-- What you need to do --
Print the entries that appear below, exactly as written and without their pictures.

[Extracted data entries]
— begin —

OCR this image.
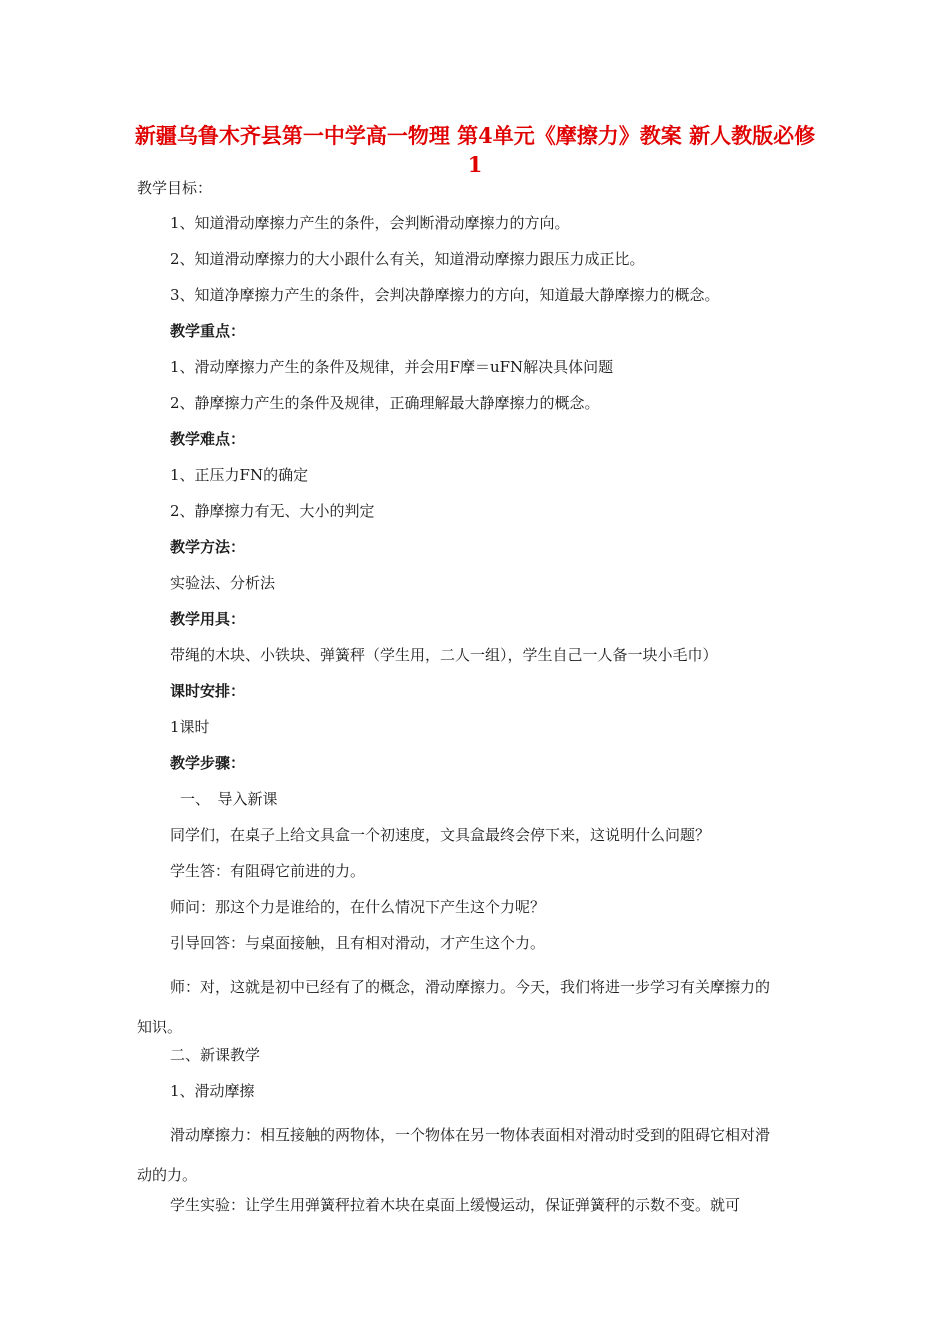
新疆乌鲁木齐县第一中学高一物理 第4单元《摩擦力》教案 新人教版必修1

教学目标：

1、知道滑动摩擦力产生的条件，会判断滑动摩擦力的方向。

2、知道滑动摩擦力的大小跟什么有关，知道滑动摩擦力跟压力成正比。

3、知道净摩擦力产生的条件，会判决静摩擦力的方向，知道最大静摩擦力的概念。

教学重点：

1、滑动摩擦力产生的条件及规律，并会用F摩＝uFN解决具体问题

2、静摩擦力产生的条件及规律，正确理解最大静摩擦力的概念。

教学难点：

1、正压力FN的确定

2、静摩擦力有无、大小的判定

教学方法：

实验法、分析法

教学用具：

带绳的木块、小铁块、弹簧秤（学生用，二人一组），学生自己一人备一块小毛巾）

课时安排：

1课时

教学步骤：

一、　导入新课

同学们，在桌子上给文具盒一个初速度，文具盒最终会停下来，这说明什么问题？

学生答：有阻碍它前进的力。

师问：那这个力是谁给的，在什么情况下产生这个力呢？

引导回答：与桌面接触，且有相对滑动，才产生这个力。

师：对，这就是初中已经有了的概念，滑动摩擦力。今天，我们将进一步学习有关摩擦力的知识。

二、新课教学

1、滑动摩擦

滑动摩擦力：相互接触的两物体，一个物体在另一物体表面相对滑动时受到的阻碍它相对滑动的力。

学生实验：让学生用弹簧秤拉着木块在桌面上缓慢运动，保证弹簧秤的示数不变。就可
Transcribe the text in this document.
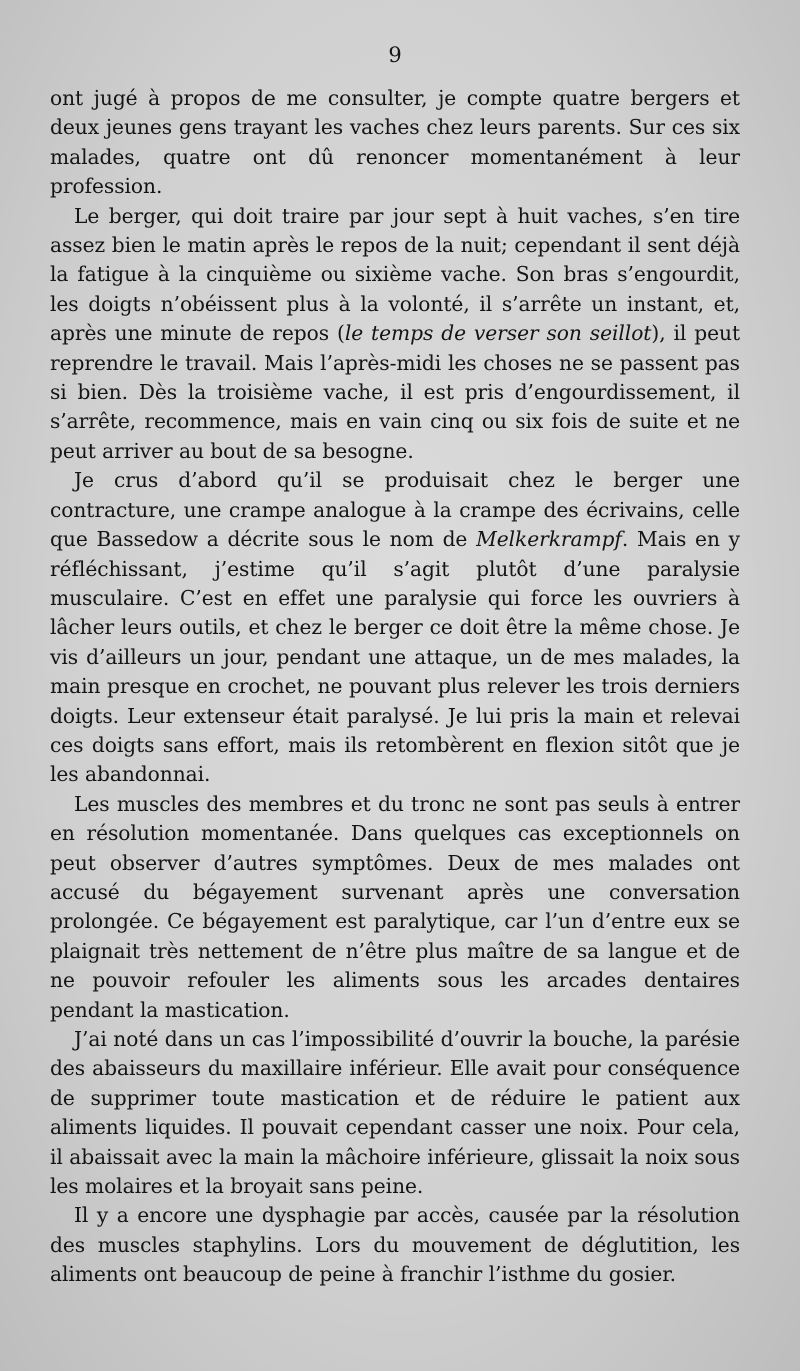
9

ont jugé à propos de me consulter, je compte quatre bergers et deux jeunes gens trayant les vaches chez leurs parents. Sur ces six malades, quatre ont dû renoncer momentanément à leur profession.

Le berger, qui doit traire par jour sept à huit vaches, s’en tire assez bien le matin après le repos de la nuit; cependant il sent déjà la fatigue à la cinquième ou sixième vache. Son bras s’engourdit, les doigts n’obéissent plus à la volonté, il s’arrête un instant, et, après une minute de repos (le temps de verser son seillot), il peut reprendre le travail. Mais l’après-midi les choses ne se passent pas si bien. Dès la troisième vache, il est pris d’engourdissement, il s’arrête, recommence, mais en vain cinq ou six fois de suite et ne peut arriver au bout de sa besogne.

Je crus d’abord qu’il se produisait chez le berger une contracture, une crampe analogue à la crampe des écrivains, celle que Bassedow a décrite sous le nom de Melkerkrampf. Mais en y réfléchissant, j’estime qu’il s’agit plutôt d’une paralysie musculaire. C’est en effet une paralysie qui force les ouvriers à lâcher leurs outils, et chez le berger ce doit être la même chose. Je vis d’ailleurs un jour, pendant une attaque, un de mes malades, la main presque en crochet, ne pouvant plus relever les trois derniers doigts. Leur extenseur était paralysé. Je lui pris la main et relevai ces doigts sans effort, mais ils retombèrent en flexion sitôt que je les abandonnai.

Les muscles des membres et du tronc ne sont pas seuls à entrer en résolution momentanée. Dans quelques cas exceptionnels on peut observer d’autres symptômes. Deux de mes malades ont accusé du bégayement survenant après une conversation prolongée. Ce bégayement est paralytique, car l’un d’entre eux se plaignait très nettement de n’être plus maître de sa langue et de ne pouvoir refouler les aliments sous les arcades dentaires pendant la mastication.

J’ai noté dans un cas l’impossibilité d’ouvrir la bouche, la parésie des abaisseurs du maxillaire inférieur. Elle avait pour conséquence de supprimer toute mastication et de réduire le patient aux aliments liquides. Il pouvait cependant casser une noix. Pour cela, il abaissait avec la main la mâchoire inférieure, glissait la noix sous les molaires et la broyait sans peine.

Il y a encore une dysphagie par accès, causée par la résolution des muscles staphylins. Lors du mouvement de déglutition, les aliments ont beaucoup de peine à franchir l’isthme du gosier.
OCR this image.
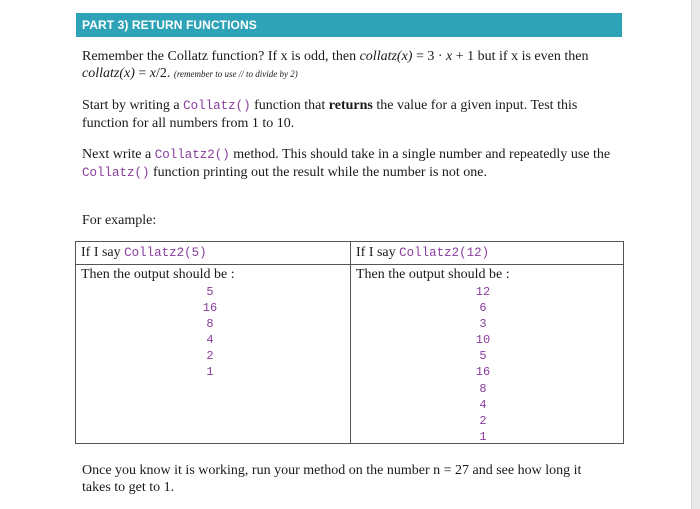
PART 3) RETURN FUNCTIONS
Remember the Collatz function? If x is odd, then collatz(x) = 3 · x + 1 but if x is even then collatz(x) = x/2. (remember to use // to divide by 2)
Start by writing a Collatz() function that returns the value for a given input. Test this function for all numbers from 1 to 10.
Next write a Collatz2() method. This should take in a single number and repeatedly use the Collatz() function printing out the result while the number is not one.
For example:
If I say Collatz2(5)
Then the output should be :
5
16
8
4
2
1
If I say Collatz2(12)
Then the output should be :
12
6
3
10
5
16
8
4
2
1
Once you know it is working, run your method on the number n = 27 and see how long it takes to get to 1.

— end —

-- Answer to the task --
OCR this image.
新疆乌鲁木齐县第一中学高一物理 第4单元《摩擦力》教案 新人教版必修1

教学目标：

1、知道滑动摩擦力产生的条件，会判断滑动摩擦力的方向。

2、知道滑动摩擦力的大小跟什么有关，知道滑动摩擦力跟压力成正比。

3、知道净摩擦力产生的条件，会判决静摩擦力的方向，知道最大静摩擦力的概念。

教学重点：

1、滑动摩擦力产生的条件及规律，并会用F摩＝uFN解决具体问题

2、静摩擦力产生的条件及规律，正确理解最大静摩擦力的概念。

教学难点：

1、正压力FN的确定

2、静摩擦力有无、大小的判定

教学方法：

实验法、分析法

教学用具：

带绳的木块、小铁块、弹簧秤（学生用，二人一组），学生自己一人备一块小毛巾）

课时安排：

1课时

教学步骤：

一、　导入新课

同学们，在桌子上给文具盒一个初速度，文具盒最终会停下来，这说明什么问题？

学生答：有阻碍它前进的力。

师问：那这个力是谁给的，在什么情况下产生这个力呢？

引导回答：与桌面接触，且有相对滑动，才产生这个力。

师：对，这就是初中已经有了的概念，滑动摩擦力。今天，我们将进一步学习有关摩擦力的知识。

二、新课教学

1、滑动摩擦

滑动摩擦力：相互接触的两物体，一个物体在另一物体表面相对滑动时受到的阻碍它相对滑动的力。

学生实验：让学生用弹簧秤拉着木块在桌面上缓慢运动，保证弹簧秤的示数不变。就可
Transcribe the text in this document.
9

ont jugé à propos de me consulter, je compte quatre bergers et deux jeunes gens trayant les vaches chez leurs parents. Sur ces six malades, quatre ont dû renoncer momentanément à leur profession.

Le berger, qui doit traire par jour sept à huit vaches, s’en tire assez bien le matin après le repos de la nuit; cependant il sent déjà la fatigue à la cinquième ou sixième vache. Son bras s’engourdit, les doigts n’obéissent plus à la volonté, il s’arrête un instant, et, après une minute de repos (le temps de verser son seillot), il peut reprendre le travail. Mais l’après-midi les choses ne se passent pas si bien. Dès la troisième vache, il est pris d’engourdissement, il s’arrête, recommence, mais en vain cinq ou six fois de suite et ne peut arriver au bout de sa besogne.

Je crus d’abord qu’il se produisait chez le berger une contracture, une crampe analogue à la crampe des écrivains, celle que Bassedow a décrite sous le nom de Melkerkrampf. Mais en y réfléchissant, j’estime qu’il s’agit plutôt d’une paralysie musculaire. C’est en effet une paralysie qui force les ouvriers à lâcher leurs outils, et chez le berger ce doit être la même chose. Je vis d’ailleurs un jour, pendant une attaque, un de mes malades, la main presque en crochet, ne pouvant plus relever les trois derniers doigts. Leur extenseur était paralysé. Je lui pris la main et relevai ces doigts sans effort, mais ils retombèrent en flexion sitôt que je les abandonnai.

Les muscles des membres et du tronc ne sont pas seuls à entrer en résolution momentanée. Dans quelques cas exceptionnels on peut observer d’autres symptômes. Deux de mes malades ont accusé du bégayement survenant après une conversation prolongée. Ce bégayement est paralytique, car l’un d’entre eux se plaignait très nettement de n’être plus maître de sa langue et de ne pouvoir refouler les aliments sous les arcades dentaires pendant la mastication.

J’ai noté dans un cas l’impossibilité d’ouvrir la bouche, la parésie des abaisseurs du maxillaire inférieur. Elle avait pour conséquence de supprimer toute mastication et de réduire le patient aux aliments liquides. Il pouvait cependant casser une noix. Pour cela, il abaissait avec la main la mâchoire inférieure, glissait la noix sous les molaires et la broyait sans peine.

Il y a encore une dysphagie par accès, causée par la résolution des muscles staphylins. Lors du mouvement de déglutition, les aliments ont beaucoup de peine à franchir l’isthme du gosier.
OCR this image.
PART 3) RETURN FUNCTIONS
Remember the Collatz function? If x is odd, then collatz(x) = 3 · x + 1 but if x is even then collatz(x) = x/2. (remember to use // to divide by 2)
Start by writing a Collatz() function that returns the value for a given input. Test this function for all numbers from 1 to 10.
Next write a Collatz2() method. This should take in a single number and repeatedly use the Collatz() function printing out the result while the number is not one.
For example:
If I say Collatz2(5)
Then the output should be :
5
16
8
4
2
1
If I say Collatz2(12)
Then the output should be :
12
6
3
10
5
16
8
4
2
1
Once you know it is working, run your method on the number n = 27 and see how long it takes to get to 1.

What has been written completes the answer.